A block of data
==============================

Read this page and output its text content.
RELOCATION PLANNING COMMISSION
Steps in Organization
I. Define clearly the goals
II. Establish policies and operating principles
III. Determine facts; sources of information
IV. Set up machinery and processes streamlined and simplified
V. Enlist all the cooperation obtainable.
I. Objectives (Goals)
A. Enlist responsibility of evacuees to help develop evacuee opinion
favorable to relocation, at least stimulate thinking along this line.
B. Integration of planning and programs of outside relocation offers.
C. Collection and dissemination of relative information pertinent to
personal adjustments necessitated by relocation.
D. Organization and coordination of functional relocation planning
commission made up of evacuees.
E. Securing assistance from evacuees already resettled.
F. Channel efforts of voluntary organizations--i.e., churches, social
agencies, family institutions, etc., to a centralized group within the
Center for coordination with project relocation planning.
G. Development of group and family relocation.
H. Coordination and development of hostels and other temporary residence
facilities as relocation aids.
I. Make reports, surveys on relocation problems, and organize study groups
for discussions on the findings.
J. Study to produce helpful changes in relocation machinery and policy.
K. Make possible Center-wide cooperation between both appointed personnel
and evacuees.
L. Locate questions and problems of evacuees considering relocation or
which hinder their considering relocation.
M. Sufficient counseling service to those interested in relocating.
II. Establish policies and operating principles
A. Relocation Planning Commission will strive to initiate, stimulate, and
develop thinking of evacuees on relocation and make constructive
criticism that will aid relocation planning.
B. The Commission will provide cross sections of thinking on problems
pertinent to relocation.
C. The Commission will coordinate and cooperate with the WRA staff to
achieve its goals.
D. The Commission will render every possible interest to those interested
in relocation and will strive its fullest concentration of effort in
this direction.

==============================

GIVEN TASK
Check each line above for the word "Enlist", and copy the lines where it appears.

RESULT FOR THIS TASK
V. Enlist all the cooperation obtainable.
A. Enlist responsibility of evacuees to help develop evacuee opinion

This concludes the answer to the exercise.